▶ **Directive**
Copy out all lines that hold "заготовке".
[start of The records]
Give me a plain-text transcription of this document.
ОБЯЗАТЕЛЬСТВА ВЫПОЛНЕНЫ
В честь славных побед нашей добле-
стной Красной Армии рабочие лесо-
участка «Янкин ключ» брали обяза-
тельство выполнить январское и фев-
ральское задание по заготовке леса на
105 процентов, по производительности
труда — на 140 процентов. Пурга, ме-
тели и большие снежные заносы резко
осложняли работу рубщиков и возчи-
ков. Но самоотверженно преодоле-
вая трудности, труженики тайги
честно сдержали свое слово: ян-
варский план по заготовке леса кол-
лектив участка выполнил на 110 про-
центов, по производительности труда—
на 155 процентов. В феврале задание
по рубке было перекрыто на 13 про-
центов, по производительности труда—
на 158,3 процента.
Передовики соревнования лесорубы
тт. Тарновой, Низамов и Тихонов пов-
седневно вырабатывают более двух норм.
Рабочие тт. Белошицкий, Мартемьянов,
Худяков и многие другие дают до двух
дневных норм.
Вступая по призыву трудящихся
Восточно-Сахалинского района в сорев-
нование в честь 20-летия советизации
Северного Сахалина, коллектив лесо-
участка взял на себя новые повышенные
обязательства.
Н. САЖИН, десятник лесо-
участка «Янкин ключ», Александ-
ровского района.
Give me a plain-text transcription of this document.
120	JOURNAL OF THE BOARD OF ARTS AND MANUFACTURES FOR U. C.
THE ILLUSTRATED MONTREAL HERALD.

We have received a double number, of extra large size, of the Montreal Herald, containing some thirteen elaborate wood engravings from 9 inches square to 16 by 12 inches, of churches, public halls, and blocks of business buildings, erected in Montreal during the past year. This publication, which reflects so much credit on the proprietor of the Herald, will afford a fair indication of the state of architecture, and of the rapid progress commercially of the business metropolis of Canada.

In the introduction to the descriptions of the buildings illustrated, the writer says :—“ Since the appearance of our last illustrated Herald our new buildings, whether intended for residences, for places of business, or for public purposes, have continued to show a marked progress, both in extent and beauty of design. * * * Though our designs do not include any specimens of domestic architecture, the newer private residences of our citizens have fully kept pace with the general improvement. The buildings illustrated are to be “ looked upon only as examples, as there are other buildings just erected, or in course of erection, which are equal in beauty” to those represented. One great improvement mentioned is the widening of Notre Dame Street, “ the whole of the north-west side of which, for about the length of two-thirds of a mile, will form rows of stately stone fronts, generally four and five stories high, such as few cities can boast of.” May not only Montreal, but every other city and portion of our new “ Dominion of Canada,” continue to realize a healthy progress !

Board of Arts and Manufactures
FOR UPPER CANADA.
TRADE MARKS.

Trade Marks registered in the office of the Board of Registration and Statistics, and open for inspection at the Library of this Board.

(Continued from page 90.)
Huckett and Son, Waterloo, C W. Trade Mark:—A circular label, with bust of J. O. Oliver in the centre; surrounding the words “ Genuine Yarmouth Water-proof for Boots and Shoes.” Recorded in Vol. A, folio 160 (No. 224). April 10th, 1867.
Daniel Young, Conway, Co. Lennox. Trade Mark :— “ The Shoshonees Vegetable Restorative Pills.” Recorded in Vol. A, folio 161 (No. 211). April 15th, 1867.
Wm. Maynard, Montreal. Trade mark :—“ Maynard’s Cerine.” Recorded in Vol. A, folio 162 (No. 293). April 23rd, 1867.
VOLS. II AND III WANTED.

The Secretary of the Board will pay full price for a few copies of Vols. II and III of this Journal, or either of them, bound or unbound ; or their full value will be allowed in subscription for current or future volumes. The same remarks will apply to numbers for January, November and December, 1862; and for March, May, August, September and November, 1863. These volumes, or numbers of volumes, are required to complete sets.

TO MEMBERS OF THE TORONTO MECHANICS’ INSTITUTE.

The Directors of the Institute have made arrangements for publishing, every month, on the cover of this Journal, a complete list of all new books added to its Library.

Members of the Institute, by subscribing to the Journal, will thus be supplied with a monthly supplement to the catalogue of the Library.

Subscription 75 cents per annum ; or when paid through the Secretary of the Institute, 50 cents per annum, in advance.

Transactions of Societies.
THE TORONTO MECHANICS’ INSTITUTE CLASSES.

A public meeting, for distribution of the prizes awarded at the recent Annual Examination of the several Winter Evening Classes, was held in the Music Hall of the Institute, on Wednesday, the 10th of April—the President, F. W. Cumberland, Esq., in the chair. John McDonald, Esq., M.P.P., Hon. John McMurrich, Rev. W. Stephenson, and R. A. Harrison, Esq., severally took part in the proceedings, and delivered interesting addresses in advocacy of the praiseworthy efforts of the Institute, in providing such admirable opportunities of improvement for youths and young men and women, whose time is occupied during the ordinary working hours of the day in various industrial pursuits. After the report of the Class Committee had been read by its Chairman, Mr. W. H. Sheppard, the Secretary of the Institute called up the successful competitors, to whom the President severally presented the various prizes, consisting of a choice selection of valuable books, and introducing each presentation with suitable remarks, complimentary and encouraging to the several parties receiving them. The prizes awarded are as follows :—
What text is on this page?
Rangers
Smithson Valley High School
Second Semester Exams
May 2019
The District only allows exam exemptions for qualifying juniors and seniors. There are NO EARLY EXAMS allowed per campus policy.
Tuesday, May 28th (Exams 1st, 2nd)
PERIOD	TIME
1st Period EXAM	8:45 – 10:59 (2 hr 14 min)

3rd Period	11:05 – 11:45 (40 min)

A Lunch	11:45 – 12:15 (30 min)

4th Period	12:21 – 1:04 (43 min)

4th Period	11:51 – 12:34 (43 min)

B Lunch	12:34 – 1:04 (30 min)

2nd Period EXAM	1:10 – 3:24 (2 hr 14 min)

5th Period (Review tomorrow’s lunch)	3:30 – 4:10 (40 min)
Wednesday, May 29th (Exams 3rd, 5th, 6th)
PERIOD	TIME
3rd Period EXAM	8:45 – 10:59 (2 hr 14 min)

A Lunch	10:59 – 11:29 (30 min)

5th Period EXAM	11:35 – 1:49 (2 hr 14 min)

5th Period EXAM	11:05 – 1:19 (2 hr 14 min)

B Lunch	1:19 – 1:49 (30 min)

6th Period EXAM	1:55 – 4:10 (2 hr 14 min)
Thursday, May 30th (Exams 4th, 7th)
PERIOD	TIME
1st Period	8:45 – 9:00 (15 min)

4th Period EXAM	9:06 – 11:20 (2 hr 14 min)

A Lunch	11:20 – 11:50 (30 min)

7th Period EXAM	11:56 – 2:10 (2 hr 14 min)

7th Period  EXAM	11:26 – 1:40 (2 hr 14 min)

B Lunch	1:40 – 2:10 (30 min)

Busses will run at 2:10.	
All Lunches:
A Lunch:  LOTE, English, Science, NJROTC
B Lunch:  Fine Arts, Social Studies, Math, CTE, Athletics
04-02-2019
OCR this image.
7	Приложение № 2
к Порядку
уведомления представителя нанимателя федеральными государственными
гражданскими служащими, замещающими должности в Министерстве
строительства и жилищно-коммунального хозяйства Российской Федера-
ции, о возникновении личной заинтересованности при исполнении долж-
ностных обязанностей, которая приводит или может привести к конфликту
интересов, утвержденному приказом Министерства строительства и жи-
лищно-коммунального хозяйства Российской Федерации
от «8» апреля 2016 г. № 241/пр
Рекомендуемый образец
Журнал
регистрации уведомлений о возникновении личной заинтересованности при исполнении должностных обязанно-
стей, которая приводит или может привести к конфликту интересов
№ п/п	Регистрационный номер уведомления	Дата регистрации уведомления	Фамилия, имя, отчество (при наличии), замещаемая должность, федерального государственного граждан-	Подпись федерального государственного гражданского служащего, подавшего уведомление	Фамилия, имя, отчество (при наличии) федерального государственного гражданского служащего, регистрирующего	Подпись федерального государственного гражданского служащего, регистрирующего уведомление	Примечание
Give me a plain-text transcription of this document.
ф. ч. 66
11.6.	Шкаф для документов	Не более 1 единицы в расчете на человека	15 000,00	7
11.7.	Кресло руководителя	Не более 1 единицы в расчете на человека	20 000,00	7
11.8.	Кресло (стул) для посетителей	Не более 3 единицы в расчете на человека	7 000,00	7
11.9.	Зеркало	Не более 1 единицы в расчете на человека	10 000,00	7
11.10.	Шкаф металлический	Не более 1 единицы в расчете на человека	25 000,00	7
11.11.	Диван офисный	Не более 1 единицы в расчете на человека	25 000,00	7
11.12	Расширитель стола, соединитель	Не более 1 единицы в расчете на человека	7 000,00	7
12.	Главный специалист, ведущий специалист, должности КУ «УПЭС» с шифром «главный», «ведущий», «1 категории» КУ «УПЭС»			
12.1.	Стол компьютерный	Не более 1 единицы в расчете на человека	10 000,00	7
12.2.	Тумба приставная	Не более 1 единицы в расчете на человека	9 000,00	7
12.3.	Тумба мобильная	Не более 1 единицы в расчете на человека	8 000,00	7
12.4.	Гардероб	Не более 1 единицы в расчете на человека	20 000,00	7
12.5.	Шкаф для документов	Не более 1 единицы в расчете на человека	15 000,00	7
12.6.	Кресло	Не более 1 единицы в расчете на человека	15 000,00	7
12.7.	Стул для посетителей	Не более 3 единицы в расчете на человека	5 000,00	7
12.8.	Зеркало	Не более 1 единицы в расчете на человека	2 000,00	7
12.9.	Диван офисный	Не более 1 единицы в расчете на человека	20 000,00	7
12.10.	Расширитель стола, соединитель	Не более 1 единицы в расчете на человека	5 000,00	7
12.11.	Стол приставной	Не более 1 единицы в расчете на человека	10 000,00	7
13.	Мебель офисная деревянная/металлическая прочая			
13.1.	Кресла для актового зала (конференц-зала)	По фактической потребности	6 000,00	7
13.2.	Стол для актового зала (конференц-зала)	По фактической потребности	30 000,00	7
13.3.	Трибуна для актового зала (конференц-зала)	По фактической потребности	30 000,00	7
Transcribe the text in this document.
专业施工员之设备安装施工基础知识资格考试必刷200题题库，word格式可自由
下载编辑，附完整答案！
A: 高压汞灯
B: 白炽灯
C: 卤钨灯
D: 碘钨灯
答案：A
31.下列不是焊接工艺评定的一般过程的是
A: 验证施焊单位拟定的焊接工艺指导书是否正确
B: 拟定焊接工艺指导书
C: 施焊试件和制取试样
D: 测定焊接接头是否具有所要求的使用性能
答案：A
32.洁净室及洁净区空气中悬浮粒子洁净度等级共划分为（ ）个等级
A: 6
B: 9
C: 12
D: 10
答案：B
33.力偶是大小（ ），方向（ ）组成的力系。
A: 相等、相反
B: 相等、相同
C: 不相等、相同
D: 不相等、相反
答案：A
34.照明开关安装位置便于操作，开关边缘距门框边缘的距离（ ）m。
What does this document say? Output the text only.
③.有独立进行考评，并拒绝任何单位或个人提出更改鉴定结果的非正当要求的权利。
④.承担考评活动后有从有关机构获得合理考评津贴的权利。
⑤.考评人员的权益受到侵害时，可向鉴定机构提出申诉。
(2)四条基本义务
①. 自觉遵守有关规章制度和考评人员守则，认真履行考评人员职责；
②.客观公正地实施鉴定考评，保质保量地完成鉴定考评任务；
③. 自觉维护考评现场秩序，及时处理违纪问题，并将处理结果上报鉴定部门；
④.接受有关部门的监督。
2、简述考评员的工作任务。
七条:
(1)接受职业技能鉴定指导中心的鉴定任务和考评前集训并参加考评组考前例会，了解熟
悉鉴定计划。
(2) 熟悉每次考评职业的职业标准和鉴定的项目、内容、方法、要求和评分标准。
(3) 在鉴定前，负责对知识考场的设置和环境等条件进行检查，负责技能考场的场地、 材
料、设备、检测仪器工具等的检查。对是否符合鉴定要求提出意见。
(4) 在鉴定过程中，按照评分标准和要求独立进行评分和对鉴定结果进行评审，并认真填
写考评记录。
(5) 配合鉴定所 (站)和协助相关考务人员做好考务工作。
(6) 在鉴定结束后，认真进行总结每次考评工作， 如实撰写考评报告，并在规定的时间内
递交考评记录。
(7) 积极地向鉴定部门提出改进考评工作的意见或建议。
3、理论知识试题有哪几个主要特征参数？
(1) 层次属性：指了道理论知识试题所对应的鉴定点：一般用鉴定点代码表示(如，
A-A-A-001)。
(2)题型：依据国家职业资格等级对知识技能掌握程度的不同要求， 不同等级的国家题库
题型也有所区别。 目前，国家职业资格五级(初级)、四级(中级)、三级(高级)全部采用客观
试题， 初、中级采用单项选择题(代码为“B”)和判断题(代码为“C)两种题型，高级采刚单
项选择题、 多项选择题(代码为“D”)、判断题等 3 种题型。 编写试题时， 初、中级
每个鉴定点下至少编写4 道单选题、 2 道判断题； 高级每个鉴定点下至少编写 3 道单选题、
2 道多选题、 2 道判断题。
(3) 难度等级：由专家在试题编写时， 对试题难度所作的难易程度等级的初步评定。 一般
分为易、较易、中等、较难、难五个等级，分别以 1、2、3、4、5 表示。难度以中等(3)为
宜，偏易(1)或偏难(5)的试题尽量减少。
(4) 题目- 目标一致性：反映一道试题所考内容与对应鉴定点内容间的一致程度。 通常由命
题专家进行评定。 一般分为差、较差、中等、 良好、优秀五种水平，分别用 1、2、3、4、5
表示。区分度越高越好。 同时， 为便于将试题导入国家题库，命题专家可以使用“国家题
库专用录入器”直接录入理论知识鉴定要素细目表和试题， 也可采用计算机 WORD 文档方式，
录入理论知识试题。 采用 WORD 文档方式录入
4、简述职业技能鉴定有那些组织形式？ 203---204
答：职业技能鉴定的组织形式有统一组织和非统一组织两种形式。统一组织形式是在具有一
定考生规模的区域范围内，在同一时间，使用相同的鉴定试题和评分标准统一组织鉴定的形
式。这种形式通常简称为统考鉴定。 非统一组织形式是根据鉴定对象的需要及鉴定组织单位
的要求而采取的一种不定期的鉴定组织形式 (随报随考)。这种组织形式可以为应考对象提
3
[end of The records]
▶ **Solution to the exercise**
ральское задание по заготовке леса на
варский план по заготовке леса кол-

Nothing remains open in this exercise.